▸ **DESCRIPTION OF THE TASK**
Filter out everything except lines holding "Partial".

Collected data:

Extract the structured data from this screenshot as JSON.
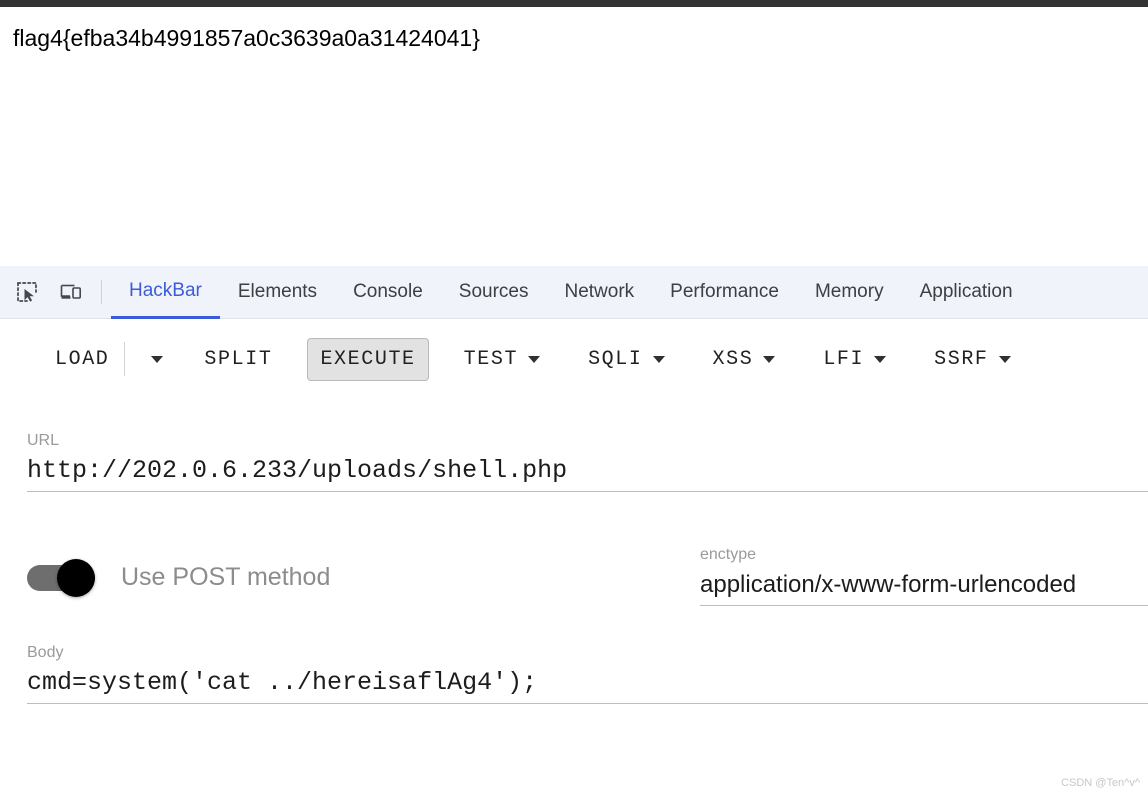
{
  "page": {
    "flag_text": "flag4{efba34b4991857a0c3639a0a31424041}"
  },
  "devtools": {
    "icons": {
      "inspect": "inspect-element-icon",
      "device": "device-toolbar-icon"
    },
    "tabs": [
      {
        "label": "HackBar",
        "active": true
      },
      {
        "label": "Elements",
        "active": false
      },
      {
        "label": "Console",
        "active": false
      },
      {
        "label": "Sources",
        "active": false
      },
      {
        "label": "Network",
        "active": false
      },
      {
        "label": "Performance",
        "active": false
      },
      {
        "label": "Memory",
        "active": false
      },
      {
        "label": "Application",
        "active": false
      }
    ],
    "active_tab_color": "#3b5bdb",
    "tabbar_background": "#f0f3fa"
  },
  "hackbar": {
    "toolbar": {
      "load_label": "LOAD",
      "load_caret": "caret-down-icon",
      "split_label": "SPLIT",
      "execute_label": "EXECUTE",
      "test_label": "TEST",
      "sqli_label": "SQLI",
      "xss_label": "XSS",
      "lfi_label": "LFI",
      "ssrf_label": "SSRF"
    },
    "url": {
      "label": "URL",
      "value": "http://202.0.6.233/uploads/shell.php",
      "placeholder": "URL"
    },
    "post_toggle": {
      "label": "Use POST method",
      "enabled": true
    },
    "enctype": {
      "label": "enctype",
      "value": "application/x-www-form-urlencoded",
      "placeholder": "enctype"
    },
    "body": {
      "label": "Body",
      "value": "cmd=system('cat ../hereisaflAg4');",
      "placeholder": "Body"
    }
  },
  "watermark": {
    "text": "CSDN @Ten^v^"
  }
}
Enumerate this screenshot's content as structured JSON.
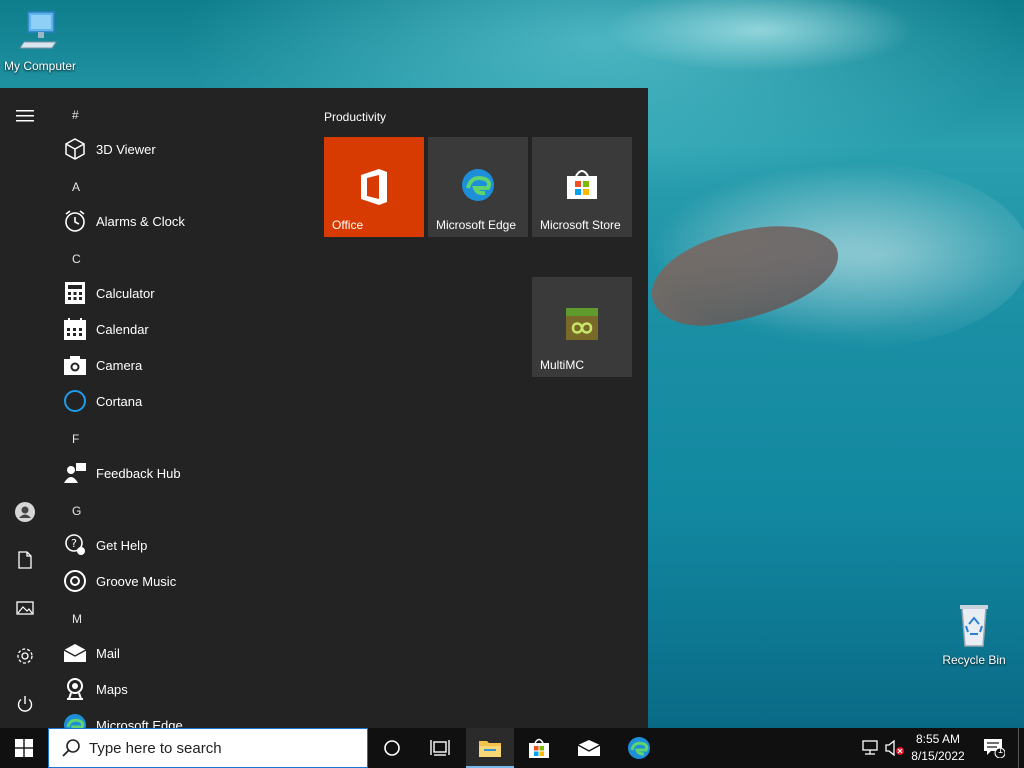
{
  "desktop": {
    "icons": [
      {
        "label": "My Computer",
        "icon": "computer-icon"
      },
      {
        "label": "Recycle Bin",
        "icon": "recycle-bin-icon"
      }
    ]
  },
  "start_menu": {
    "rail": [
      "hamburger-menu-icon",
      "user-account-icon",
      "documents-icon",
      "pictures-icon",
      "settings-icon",
      "power-icon"
    ],
    "letters": [
      "#",
      "A",
      "C",
      "F",
      "G",
      "M"
    ],
    "apps": [
      {
        "name": "3D Viewer",
        "icon": "3d-viewer-icon"
      },
      {
        "name": "Alarms & Clock",
        "icon": "alarm-clock-icon"
      },
      {
        "name": "Calculator",
        "icon": "calculator-icon"
      },
      {
        "name": "Calendar",
        "icon": "calendar-icon"
      },
      {
        "name": "Camera",
        "icon": "camera-icon"
      },
      {
        "name": "Cortana",
        "icon": "cortana-icon"
      },
      {
        "name": "Feedback Hub",
        "icon": "feedback-hub-icon"
      },
      {
        "name": "Get Help",
        "icon": "get-help-icon"
      },
      {
        "name": "Groove Music",
        "icon": "groove-music-icon"
      },
      {
        "name": "Mail",
        "icon": "mail-icon"
      },
      {
        "name": "Maps",
        "icon": "maps-icon"
      },
      {
        "name": "Microsoft Edge",
        "icon": "edge-icon"
      }
    ],
    "group_title": "Productivity",
    "tiles": [
      {
        "label": "Office",
        "icon": "office-icon",
        "color": "#d83b01"
      },
      {
        "label": "Microsoft Edge",
        "icon": "edge-icon",
        "color": "#3a3a3a"
      },
      {
        "label": "Microsoft Store",
        "icon": "store-icon",
        "color": "#3a3a3a"
      },
      {
        "label": "MultiMC",
        "icon": "multimc-icon",
        "color": "#3a3a3a"
      }
    ]
  },
  "taskbar": {
    "search_placeholder": "Type here to search",
    "pinned": [
      "start-windows-icon",
      "cortana-icon",
      "task-view-icon",
      "file-explorer-icon",
      "store-icon",
      "mail-icon",
      "edge-icon"
    ],
    "time": "8:55 AM",
    "date": "8/15/2022",
    "notification_count": "1"
  },
  "colors": {
    "start_bg": "#232323",
    "taskbar_bg": "#101010",
    "office_orange": "#d83b01",
    "accent": "#1a73d0"
  }
}
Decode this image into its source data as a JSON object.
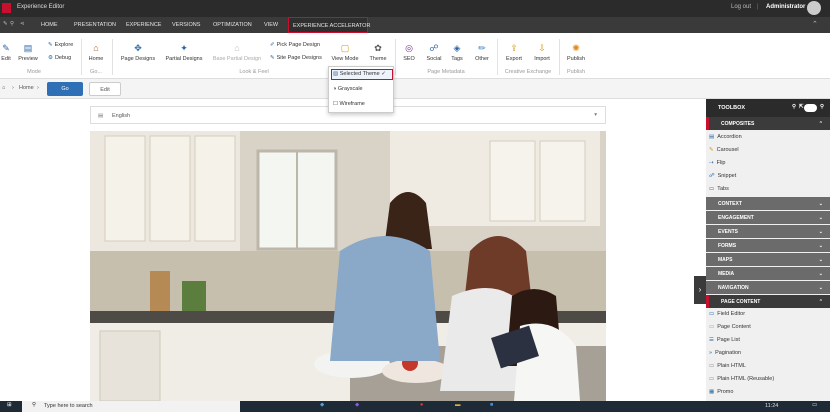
{
  "titlebar": {
    "app_title": "Experience Editor",
    "logout": "Log out",
    "separator": "|",
    "user": "Administrator"
  },
  "nav": {
    "tabs": [
      "HOME",
      "PRESENTATION",
      "EXPERIENCE",
      "VERSIONS",
      "OPTIMIZATION",
      "VIEW",
      "EXPERIENCE ACCELERATOR"
    ],
    "active_tab": "EXPERIENCE ACCELERATOR"
  },
  "ribbon": {
    "mode": {
      "buttons": [
        "Edit",
        "Preview"
      ],
      "small": [
        "Explore",
        "Debug"
      ],
      "group": "Mode"
    },
    "go": {
      "button": "Home",
      "group": "Go..."
    },
    "look_and_feel": {
      "buttons": [
        "Page Designs",
        "Partial Designs",
        "Base Partial Design"
      ],
      "small": [
        "Pick Page Design",
        "Site Page Designs"
      ],
      "view_mode": "View Mode",
      "theme": "Theme",
      "group": "Look & Feel"
    },
    "page_metadata": {
      "buttons": [
        "SEO",
        "Social",
        "Tags",
        "Other"
      ],
      "group": "Page Metadata"
    },
    "creative_exchange": {
      "buttons": [
        "Export",
        "Import"
      ],
      "group": "Creative Exchange"
    },
    "publish": {
      "buttons": [
        "Publish"
      ],
      "group": "Publish"
    }
  },
  "theme_menu": {
    "items": [
      "Selected Theme",
      "Grayscale",
      "Wireframe"
    ],
    "selected": "Selected Theme"
  },
  "breadcrumb": {
    "items": [
      "Home"
    ],
    "go": "Go",
    "edit": "Edit"
  },
  "page": {
    "language": "English"
  },
  "toolbox": {
    "title": "TOOLBOX",
    "sections": [
      {
        "name": "COMPOSITES",
        "expanded": true,
        "items": [
          "Accordion",
          "Carousel",
          "Flip",
          "Snippet",
          "Tabs"
        ]
      },
      {
        "name": "CONTEXT",
        "expanded": false
      },
      {
        "name": "ENGAGEMENT",
        "expanded": false
      },
      {
        "name": "EVENTS",
        "expanded": false
      },
      {
        "name": "FORMS",
        "expanded": false
      },
      {
        "name": "MAPS",
        "expanded": false
      },
      {
        "name": "MEDIA",
        "expanded": false
      },
      {
        "name": "NAVIGATION",
        "expanded": false
      },
      {
        "name": "PAGE CONTENT",
        "expanded": true,
        "items": [
          "Field Editor",
          "Page Content",
          "Page List",
          "Pagination",
          "Plain HTML",
          "Plain HTML (Reusable)",
          "Promo"
        ]
      }
    ]
  },
  "taskbar": {
    "search_placeholder": "Type here to search",
    "time": "11:24"
  },
  "colors": {
    "accent_red": "#c8102e",
    "go_blue": "#2e6fb6",
    "dark": "#2b2b2b",
    "section_gray": "#6b6b6b"
  }
}
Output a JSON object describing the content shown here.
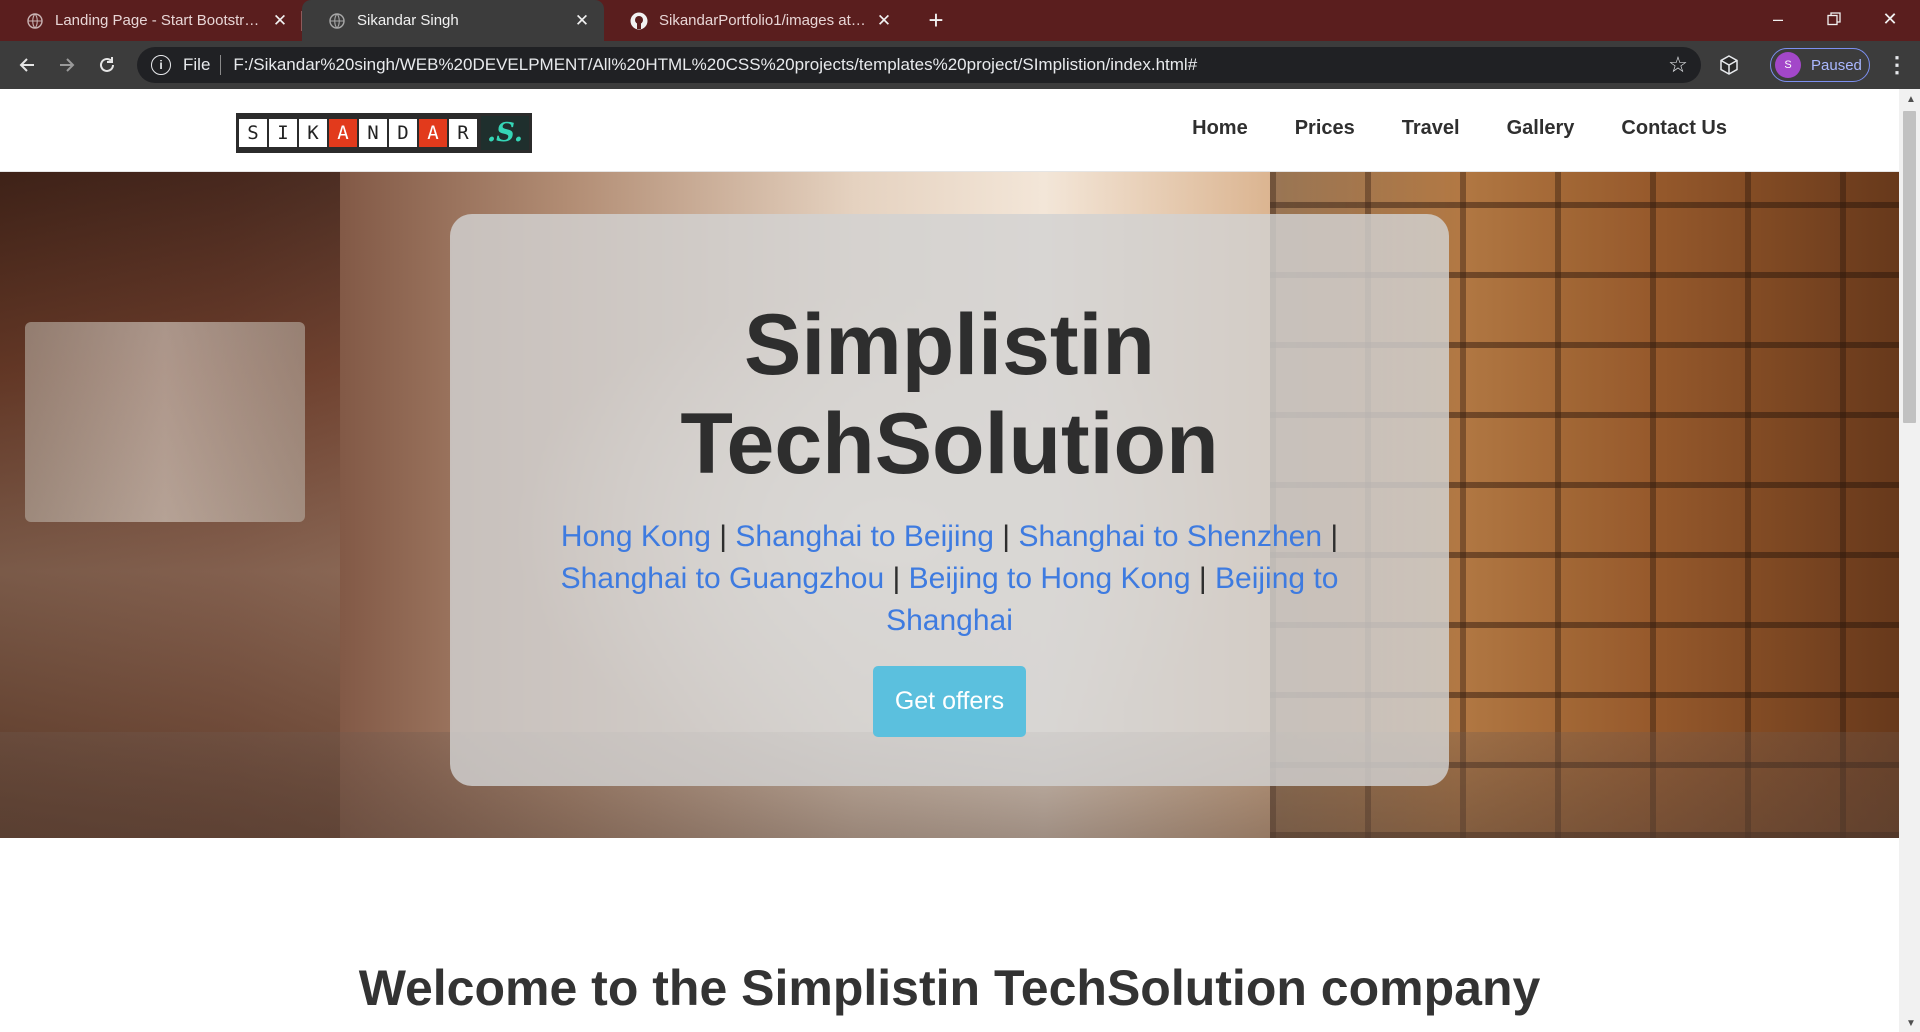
{
  "browser": {
    "tabs": [
      {
        "title": "Landing Page - Start Bootstrap Theme",
        "active": false,
        "favicon": "globe-icon"
      },
      {
        "title": "Sikandar Singh",
        "active": true,
        "favicon": "globe-icon"
      },
      {
        "title": "SikandarPortfolio1/images at master",
        "active": false,
        "favicon": "github-icon"
      }
    ],
    "new_tab": "+",
    "address": {
      "scheme_label": "File",
      "url": "F:/Sikandar%20singh/WEB%20DEVELPMENT/All%20HTML%20CSS%20projects/templates%20project/SImplistion/index.html#"
    },
    "profile": {
      "initial": "S",
      "status": "Paused"
    },
    "theme_color": "#5a1e1e"
  },
  "site": {
    "logo": {
      "letters": [
        "S",
        "I",
        "K",
        "A",
        "N",
        "D",
        "A",
        "R"
      ],
      "mark": ".S."
    },
    "nav": [
      "Home",
      "Prices",
      "Travel",
      "Gallery",
      "Contact Us"
    ],
    "hero": {
      "title_line1": "Simplistin",
      "title_line2": "TechSolution",
      "routes": [
        "Hong Kong",
        "Shanghai to Beijing",
        "Shanghai to Shenzhen",
        "Shanghai to Guangzhou",
        "Beijing to Hong Kong",
        "Beijing to Shanghai"
      ],
      "separator": "|",
      "cta": "Get offers",
      "route_color": "#3e7be0",
      "cta_color": "#5bc0de"
    },
    "welcome_heading": "Welcome to the Simplistin TechSolution company"
  }
}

▸ **OUTPUT OF THE EXERCISE**
        "Partial Designs",
        "Base Partial Design"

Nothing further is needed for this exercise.